▶ [Problem description]:
Which lines below hold the word "December"? Report each one.

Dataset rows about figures
# # # #
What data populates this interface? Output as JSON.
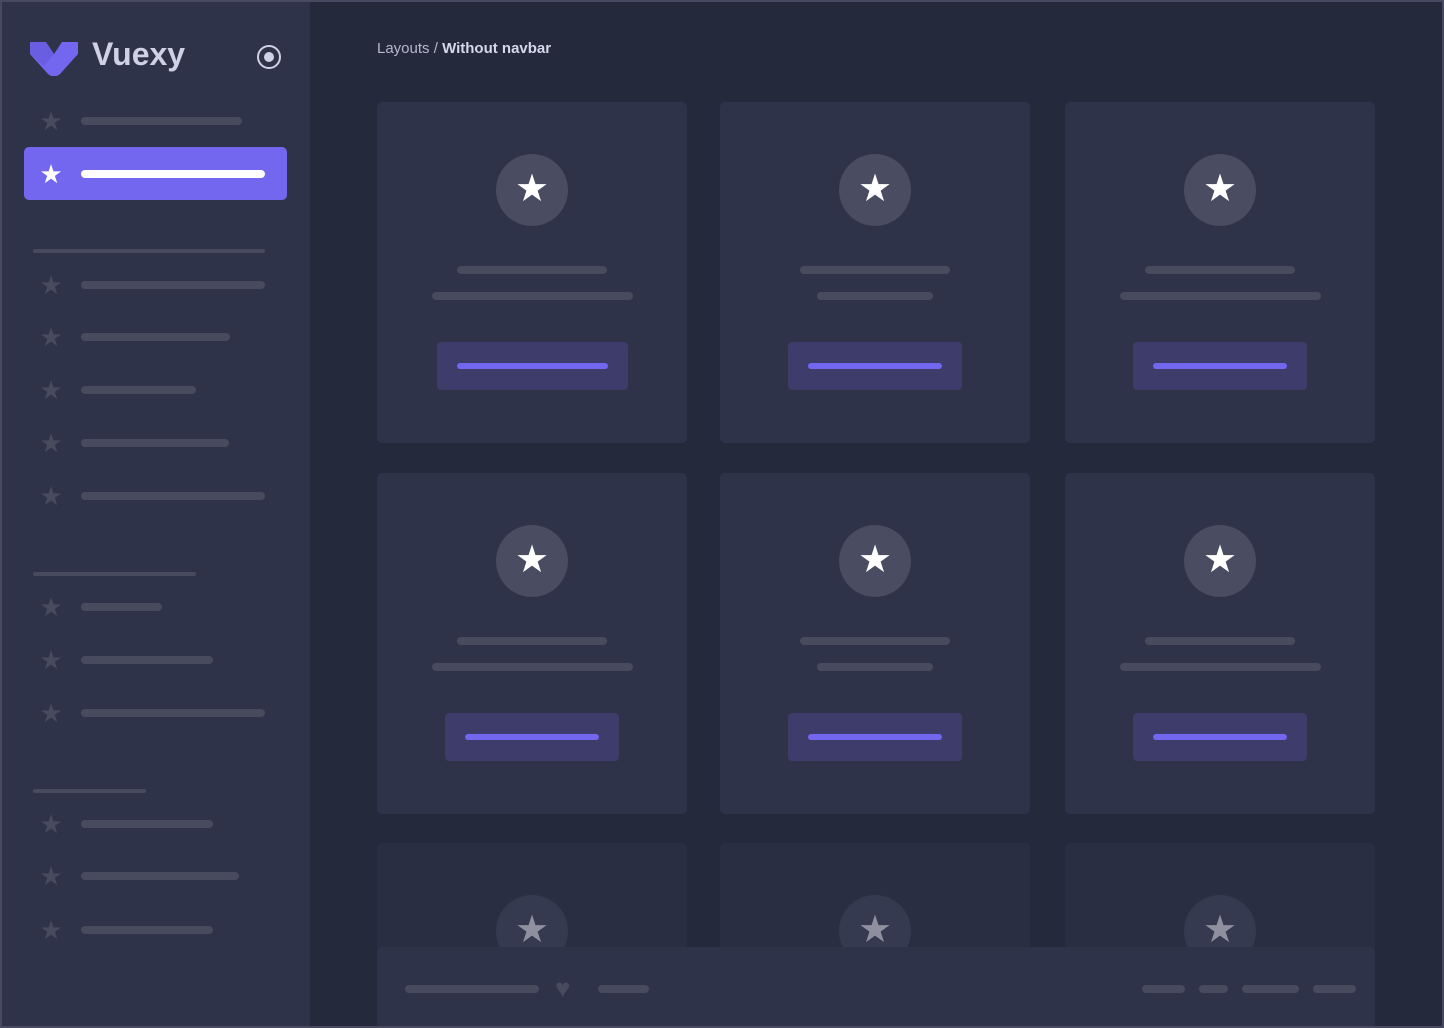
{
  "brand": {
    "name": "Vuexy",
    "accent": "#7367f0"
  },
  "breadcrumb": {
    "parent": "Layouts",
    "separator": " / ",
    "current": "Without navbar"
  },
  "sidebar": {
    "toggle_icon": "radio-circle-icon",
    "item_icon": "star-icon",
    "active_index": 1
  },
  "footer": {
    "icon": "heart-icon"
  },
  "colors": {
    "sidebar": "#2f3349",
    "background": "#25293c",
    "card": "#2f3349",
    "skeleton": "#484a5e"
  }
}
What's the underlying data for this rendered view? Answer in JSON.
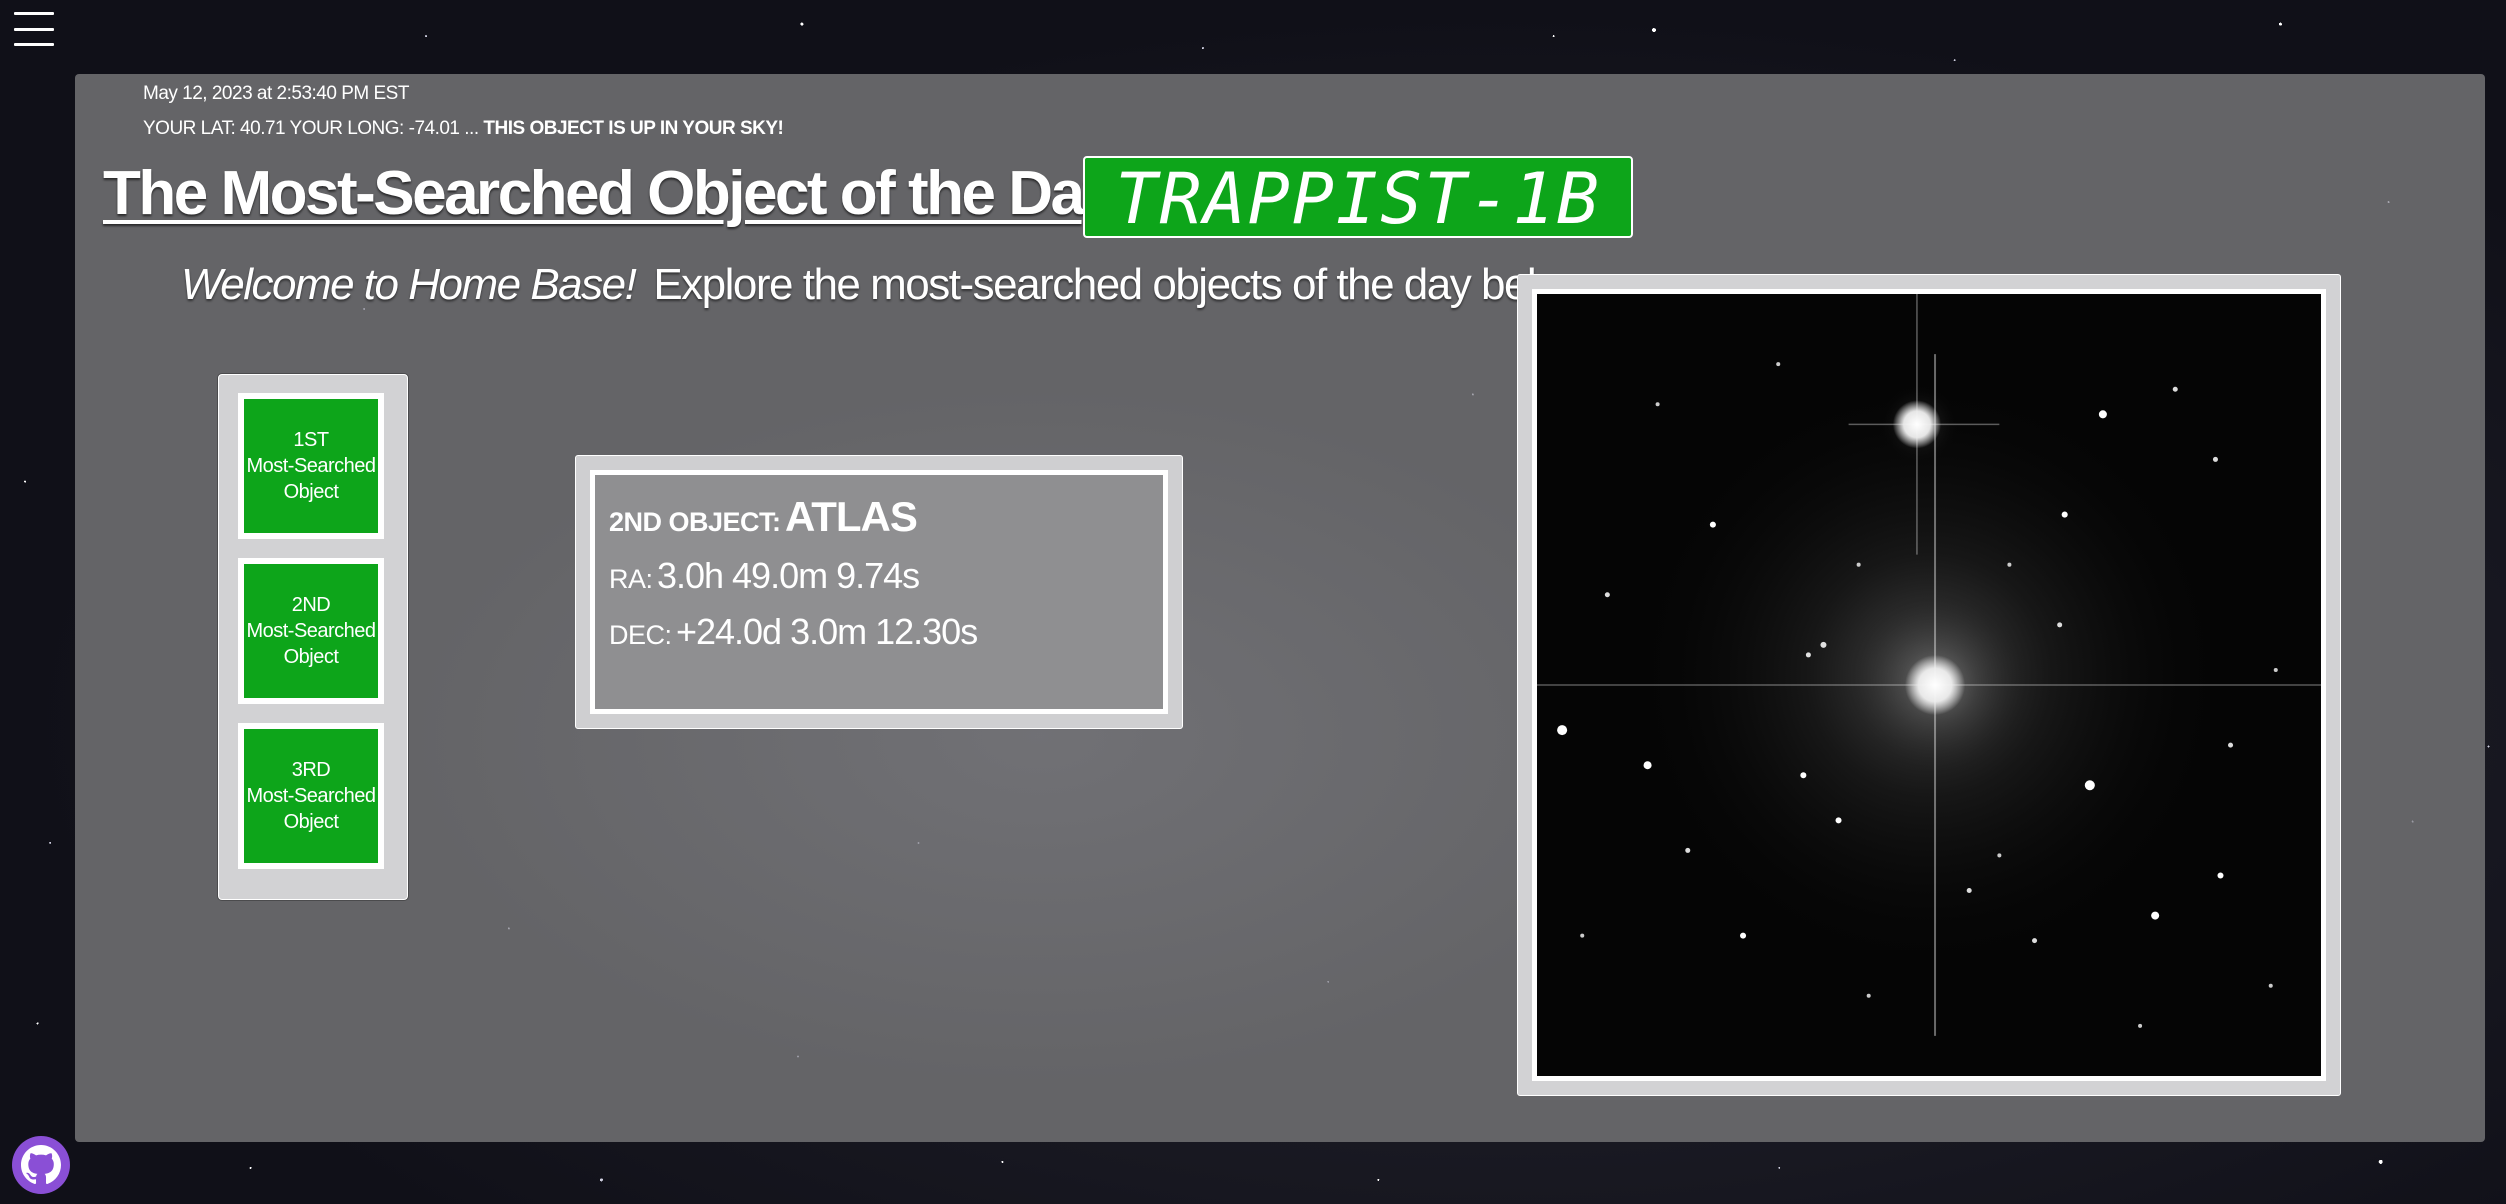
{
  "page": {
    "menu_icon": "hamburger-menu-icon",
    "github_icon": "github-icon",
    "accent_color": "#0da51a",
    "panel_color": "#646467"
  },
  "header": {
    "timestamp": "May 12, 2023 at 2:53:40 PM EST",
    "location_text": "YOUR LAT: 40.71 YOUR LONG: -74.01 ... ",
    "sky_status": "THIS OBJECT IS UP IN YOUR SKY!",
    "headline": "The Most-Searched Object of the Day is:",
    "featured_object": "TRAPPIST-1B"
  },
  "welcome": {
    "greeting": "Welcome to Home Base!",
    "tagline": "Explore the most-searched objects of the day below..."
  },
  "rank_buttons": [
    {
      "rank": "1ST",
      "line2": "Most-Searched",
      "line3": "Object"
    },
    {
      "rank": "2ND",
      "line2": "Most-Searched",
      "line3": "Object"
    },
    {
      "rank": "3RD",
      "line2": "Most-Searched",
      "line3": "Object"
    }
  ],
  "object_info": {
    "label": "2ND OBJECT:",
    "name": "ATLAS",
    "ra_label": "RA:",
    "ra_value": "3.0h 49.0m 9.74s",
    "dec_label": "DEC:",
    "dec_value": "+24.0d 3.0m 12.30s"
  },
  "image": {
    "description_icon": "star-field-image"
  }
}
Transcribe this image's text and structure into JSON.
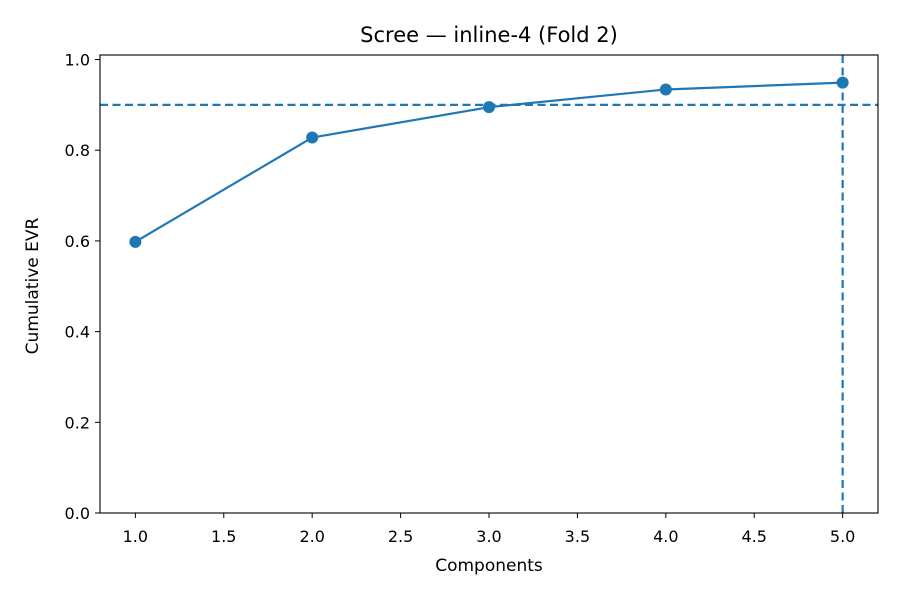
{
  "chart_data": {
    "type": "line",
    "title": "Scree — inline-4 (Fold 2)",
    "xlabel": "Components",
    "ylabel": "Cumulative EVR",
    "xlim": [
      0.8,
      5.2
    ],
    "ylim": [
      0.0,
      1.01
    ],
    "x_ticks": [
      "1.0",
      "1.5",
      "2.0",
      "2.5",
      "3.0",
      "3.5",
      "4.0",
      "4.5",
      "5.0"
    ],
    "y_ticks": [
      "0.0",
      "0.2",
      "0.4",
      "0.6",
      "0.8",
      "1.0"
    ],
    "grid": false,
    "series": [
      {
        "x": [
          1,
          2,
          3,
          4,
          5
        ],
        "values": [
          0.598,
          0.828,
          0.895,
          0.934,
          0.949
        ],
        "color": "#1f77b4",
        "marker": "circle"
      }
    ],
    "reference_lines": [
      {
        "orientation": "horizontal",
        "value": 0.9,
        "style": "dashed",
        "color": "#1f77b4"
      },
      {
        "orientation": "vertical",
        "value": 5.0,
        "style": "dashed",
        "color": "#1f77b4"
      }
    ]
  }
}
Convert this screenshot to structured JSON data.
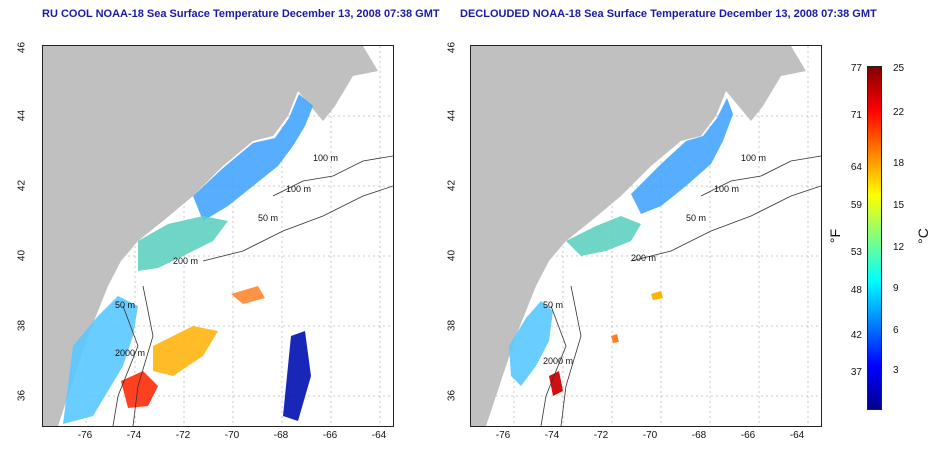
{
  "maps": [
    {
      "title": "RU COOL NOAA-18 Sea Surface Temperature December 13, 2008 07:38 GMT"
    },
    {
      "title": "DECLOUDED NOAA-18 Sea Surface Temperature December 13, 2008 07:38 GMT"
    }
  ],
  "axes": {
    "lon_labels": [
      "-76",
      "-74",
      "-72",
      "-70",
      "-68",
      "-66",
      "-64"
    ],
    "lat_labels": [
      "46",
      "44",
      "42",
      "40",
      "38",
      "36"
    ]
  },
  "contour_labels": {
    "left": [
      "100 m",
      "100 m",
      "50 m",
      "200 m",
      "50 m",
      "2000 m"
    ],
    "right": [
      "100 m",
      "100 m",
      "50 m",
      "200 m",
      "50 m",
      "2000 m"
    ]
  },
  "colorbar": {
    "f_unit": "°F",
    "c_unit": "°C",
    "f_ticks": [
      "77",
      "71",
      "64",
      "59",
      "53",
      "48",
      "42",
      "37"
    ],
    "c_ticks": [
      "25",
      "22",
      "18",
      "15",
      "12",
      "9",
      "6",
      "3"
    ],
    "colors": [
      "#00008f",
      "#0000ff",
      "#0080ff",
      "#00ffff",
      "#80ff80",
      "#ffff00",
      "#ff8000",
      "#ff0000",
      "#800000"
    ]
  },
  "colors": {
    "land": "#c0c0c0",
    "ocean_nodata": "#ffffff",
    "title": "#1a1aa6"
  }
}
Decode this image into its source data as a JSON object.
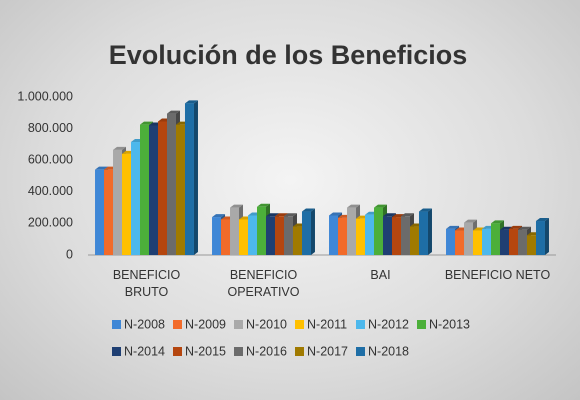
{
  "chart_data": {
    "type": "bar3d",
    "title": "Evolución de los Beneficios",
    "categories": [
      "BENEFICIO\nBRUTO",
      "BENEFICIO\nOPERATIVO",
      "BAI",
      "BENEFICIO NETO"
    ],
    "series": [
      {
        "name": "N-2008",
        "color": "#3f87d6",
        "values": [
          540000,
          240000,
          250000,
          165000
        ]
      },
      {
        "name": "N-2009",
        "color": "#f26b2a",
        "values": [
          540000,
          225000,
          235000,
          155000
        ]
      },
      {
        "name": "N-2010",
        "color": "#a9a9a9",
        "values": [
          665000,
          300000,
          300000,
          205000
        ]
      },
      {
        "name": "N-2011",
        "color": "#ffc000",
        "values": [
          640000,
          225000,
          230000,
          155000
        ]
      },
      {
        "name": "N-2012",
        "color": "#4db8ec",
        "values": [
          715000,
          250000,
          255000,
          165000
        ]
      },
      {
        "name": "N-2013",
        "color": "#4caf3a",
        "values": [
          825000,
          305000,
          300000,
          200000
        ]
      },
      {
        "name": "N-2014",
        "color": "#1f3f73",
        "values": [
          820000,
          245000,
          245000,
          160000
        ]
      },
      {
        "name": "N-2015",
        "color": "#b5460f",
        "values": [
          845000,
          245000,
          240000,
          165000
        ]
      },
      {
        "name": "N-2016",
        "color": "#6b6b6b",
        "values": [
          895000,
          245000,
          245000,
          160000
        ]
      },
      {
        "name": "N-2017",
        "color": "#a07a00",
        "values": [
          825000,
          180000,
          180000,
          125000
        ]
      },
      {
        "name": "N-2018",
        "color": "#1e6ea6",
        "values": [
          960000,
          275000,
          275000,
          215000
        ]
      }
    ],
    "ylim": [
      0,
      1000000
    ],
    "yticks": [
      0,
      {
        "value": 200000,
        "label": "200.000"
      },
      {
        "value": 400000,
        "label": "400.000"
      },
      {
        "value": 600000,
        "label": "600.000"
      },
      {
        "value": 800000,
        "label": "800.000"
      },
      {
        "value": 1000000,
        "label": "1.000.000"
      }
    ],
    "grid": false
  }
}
# # # #
▶ [Completed exercise]:
      "title": "RU COOL NOAA-18 Sea Surface Temperature December 13, 2008 07:38 GMT"
      "title": "DECLOUDED NOAA-18 Sea Surface Temperature December 13, 2008 07:38 GMT"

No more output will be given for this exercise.